━━━ Record excerpts
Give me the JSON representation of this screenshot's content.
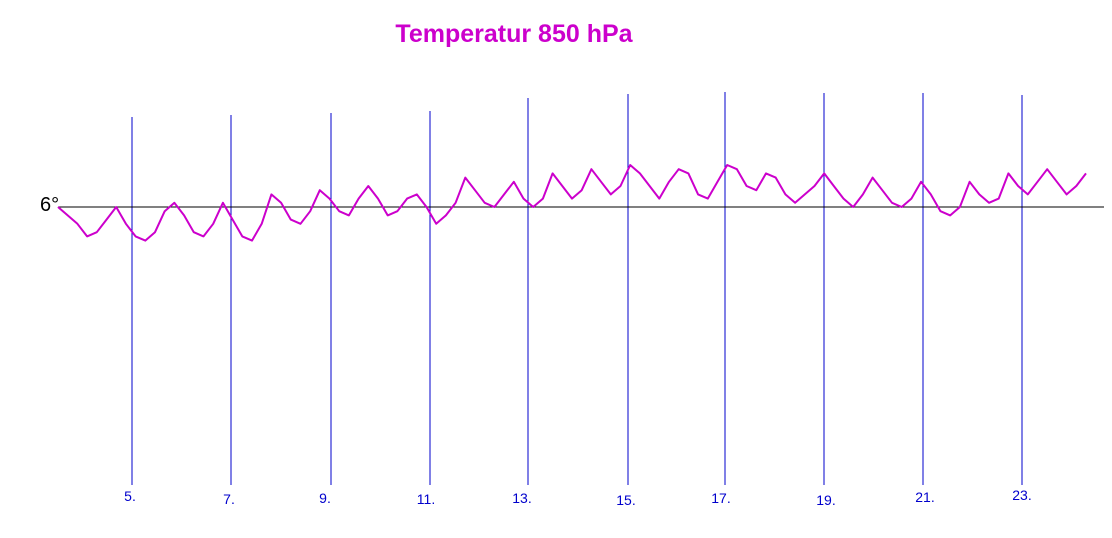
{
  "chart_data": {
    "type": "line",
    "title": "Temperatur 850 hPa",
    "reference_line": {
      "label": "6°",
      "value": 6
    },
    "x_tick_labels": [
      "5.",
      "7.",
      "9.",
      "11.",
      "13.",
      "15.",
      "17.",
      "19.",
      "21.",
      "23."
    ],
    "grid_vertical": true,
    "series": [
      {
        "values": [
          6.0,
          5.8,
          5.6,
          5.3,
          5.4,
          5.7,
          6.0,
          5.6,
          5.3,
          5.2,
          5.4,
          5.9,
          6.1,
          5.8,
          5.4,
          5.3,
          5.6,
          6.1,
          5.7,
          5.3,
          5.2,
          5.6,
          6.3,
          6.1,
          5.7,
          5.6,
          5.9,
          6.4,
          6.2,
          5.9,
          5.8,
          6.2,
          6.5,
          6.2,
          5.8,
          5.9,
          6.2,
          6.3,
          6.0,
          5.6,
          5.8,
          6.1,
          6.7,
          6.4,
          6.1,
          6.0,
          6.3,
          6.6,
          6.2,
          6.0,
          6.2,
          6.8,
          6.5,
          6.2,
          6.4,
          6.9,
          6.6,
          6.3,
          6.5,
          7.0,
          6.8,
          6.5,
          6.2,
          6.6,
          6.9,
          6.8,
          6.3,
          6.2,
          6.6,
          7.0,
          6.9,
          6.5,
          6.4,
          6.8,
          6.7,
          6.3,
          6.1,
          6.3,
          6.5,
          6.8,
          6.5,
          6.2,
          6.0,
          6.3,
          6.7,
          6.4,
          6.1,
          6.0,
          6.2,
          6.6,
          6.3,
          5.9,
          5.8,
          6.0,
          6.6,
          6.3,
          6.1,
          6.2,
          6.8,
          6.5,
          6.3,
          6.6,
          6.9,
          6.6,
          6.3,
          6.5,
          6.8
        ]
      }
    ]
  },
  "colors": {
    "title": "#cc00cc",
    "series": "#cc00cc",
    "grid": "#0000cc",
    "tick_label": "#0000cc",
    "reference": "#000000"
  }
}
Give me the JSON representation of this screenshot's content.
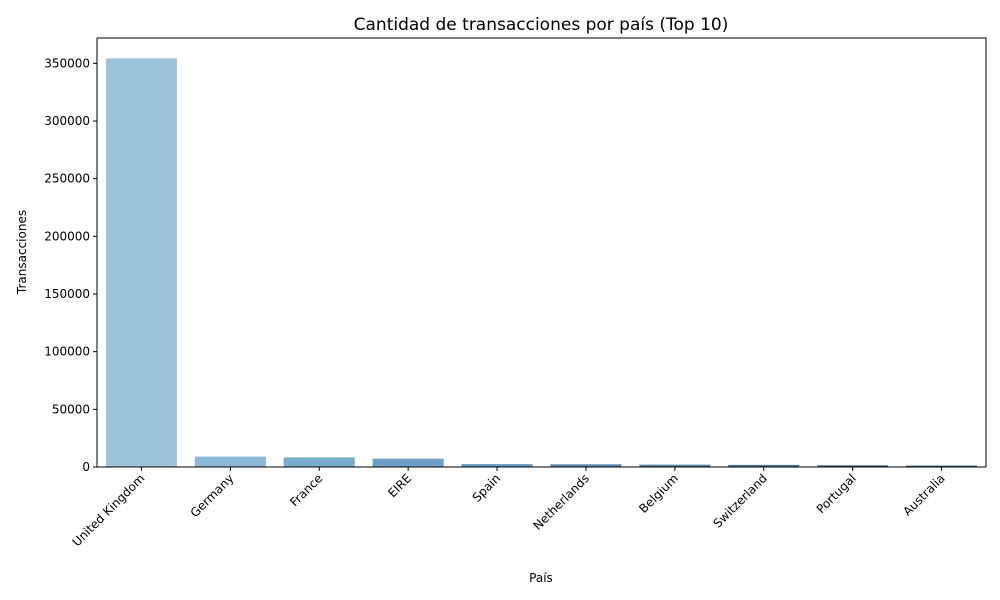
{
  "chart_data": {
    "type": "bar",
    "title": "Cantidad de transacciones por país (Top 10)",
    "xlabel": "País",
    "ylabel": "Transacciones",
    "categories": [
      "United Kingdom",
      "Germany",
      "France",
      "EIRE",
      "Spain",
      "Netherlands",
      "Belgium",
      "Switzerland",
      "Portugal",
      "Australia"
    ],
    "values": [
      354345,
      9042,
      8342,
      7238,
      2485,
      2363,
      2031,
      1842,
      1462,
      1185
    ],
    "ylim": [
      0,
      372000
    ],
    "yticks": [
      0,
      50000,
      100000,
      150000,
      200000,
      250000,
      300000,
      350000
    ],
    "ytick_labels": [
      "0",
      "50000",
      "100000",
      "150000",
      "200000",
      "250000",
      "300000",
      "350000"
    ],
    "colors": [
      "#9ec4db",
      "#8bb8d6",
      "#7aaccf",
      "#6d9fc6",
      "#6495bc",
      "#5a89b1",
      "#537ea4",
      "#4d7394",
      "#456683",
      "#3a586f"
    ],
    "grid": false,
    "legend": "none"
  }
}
━━━━━━
- What is required: Each line of the data is to be duplicated exactly; pictures stay out of the copy.

- Completed task:
Give me the JSON representation of this screenshot's content.
{
  "chart_data": {
    "type": "line",
    "title": "Temperatur 850 hPa",
    "reference_line": {
      "label": "6°",
      "value": 6
    },
    "x_tick_labels": [
      "5.",
      "7.",
      "9.",
      "11.",
      "13.",
      "15.",
      "17.",
      "19.",
      "21.",
      "23."
    ],
    "grid_vertical": true,
    "series": [
      {
        "values": [
          6.0,
          5.8,
          5.6,
          5.3,
          5.4,
          5.7,
          6.0,
          5.6,
          5.3,
          5.2,
          5.4,
          5.9,
          6.1,
          5.8,
          5.4,
          5.3,
          5.6,
          6.1,
          5.7,
          5.3,
          5.2,
          5.6,
          6.3,
          6.1,
          5.7,
          5.6,
          5.9,
          6.4,
          6.2,
          5.9,
          5.8,
          6.2,
          6.5,
          6.2,
          5.8,
          5.9,
          6.2,
          6.3,
          6.0,
          5.6,
          5.8,
          6.1,
          6.7,
          6.4,
          6.1,
          6.0,
          6.3,
          6.6,
          6.2,
          6.0,
          6.2,
          6.8,
          6.5,
          6.2,
          6.4,
          6.9,
          6.6,
          6.3,
          6.5,
          7.0,
          6.8,
          6.5,
          6.2,
          6.6,
          6.9,
          6.8,
          6.3,
          6.2,
          6.6,
          7.0,
          6.9,
          6.5,
          6.4,
          6.8,
          6.7,
          6.3,
          6.1,
          6.3,
          6.5,
          6.8,
          6.5,
          6.2,
          6.0,
          6.3,
          6.7,
          6.4,
          6.1,
          6.0,
          6.2,
          6.6,
          6.3,
          5.9,
          5.8,
          6.0,
          6.6,
          6.3,
          6.1,
          6.2,
          6.8,
          6.5,
          6.3,
          6.6,
          6.9,
          6.6,
          6.3,
          6.5,
          6.8
        ]
      }
    ]
  },
  "colors": {
    "title": "#cc00cc",
    "series": "#cc00cc",
    "grid": "#0000cc",
    "tick_label": "#0000cc",
    "reference": "#000000"
  }
}
Give me the JSON representation of this screenshot's content.
{
  "chart_data": {
    "type": "bar",
    "title": "Cantidad de transacciones por país (Top 10)",
    "xlabel": "País",
    "ylabel": "Transacciones",
    "categories": [
      "United Kingdom",
      "Germany",
      "France",
      "EIRE",
      "Spain",
      "Netherlands",
      "Belgium",
      "Switzerland",
      "Portugal",
      "Australia"
    ],
    "values": [
      354345,
      9042,
      8342,
      7238,
      2485,
      2363,
      2031,
      1842,
      1462,
      1185
    ],
    "ylim": [
      0,
      372000
    ],
    "yticks": [
      0,
      50000,
      100000,
      150000,
      200000,
      250000,
      300000,
      350000
    ],
    "ytick_labels": [
      "0",
      "50000",
      "100000",
      "150000",
      "200000",
      "250000",
      "300000",
      "350000"
    ],
    "colors": [
      "#9ec4db",
      "#8bb8d6",
      "#7aaccf",
      "#6d9fc6",
      "#6495bc",
      "#5a89b1",
      "#537ea4",
      "#4d7394",
      "#456683",
      "#3a586f"
    ],
    "grid": false,
    "legend": "none"
  }
}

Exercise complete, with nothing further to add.